_Your task:_ What is the number of lines in the data holding the word "MUNICIPAL"? Give that number by itself.

_Records for the exercise:_
=-=-=-=-=
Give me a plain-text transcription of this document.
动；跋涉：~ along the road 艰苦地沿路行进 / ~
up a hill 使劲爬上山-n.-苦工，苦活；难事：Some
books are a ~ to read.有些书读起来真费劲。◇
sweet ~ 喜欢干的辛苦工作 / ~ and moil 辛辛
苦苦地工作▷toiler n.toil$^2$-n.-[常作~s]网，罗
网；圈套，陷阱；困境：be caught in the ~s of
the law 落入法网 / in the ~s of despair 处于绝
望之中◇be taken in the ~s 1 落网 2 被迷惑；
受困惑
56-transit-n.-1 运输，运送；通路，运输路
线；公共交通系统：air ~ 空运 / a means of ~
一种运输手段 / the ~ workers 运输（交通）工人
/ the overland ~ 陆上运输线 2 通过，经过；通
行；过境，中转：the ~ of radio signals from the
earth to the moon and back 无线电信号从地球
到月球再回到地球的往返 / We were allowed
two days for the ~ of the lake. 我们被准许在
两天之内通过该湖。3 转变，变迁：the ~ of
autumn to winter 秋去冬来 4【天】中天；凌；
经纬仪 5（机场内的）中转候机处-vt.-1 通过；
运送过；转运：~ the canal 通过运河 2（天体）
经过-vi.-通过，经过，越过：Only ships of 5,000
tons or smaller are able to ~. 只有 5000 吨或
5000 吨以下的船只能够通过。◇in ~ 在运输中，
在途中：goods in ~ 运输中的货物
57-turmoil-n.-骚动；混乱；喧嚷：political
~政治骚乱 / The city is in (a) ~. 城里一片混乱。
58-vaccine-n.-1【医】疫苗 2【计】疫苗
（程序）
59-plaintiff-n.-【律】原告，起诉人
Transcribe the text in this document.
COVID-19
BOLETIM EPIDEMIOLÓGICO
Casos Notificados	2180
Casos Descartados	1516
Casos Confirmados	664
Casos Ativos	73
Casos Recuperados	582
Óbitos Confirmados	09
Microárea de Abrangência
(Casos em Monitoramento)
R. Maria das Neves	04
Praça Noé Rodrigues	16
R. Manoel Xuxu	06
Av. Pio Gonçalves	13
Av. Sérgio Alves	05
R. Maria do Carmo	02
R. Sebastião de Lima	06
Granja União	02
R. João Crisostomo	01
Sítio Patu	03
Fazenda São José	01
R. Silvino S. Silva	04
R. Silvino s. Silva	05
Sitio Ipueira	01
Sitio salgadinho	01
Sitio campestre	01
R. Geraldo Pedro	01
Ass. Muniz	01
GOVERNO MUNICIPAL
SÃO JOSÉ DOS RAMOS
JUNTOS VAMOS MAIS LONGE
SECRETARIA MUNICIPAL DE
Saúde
=-=-=-=-=
_The reply:_ 2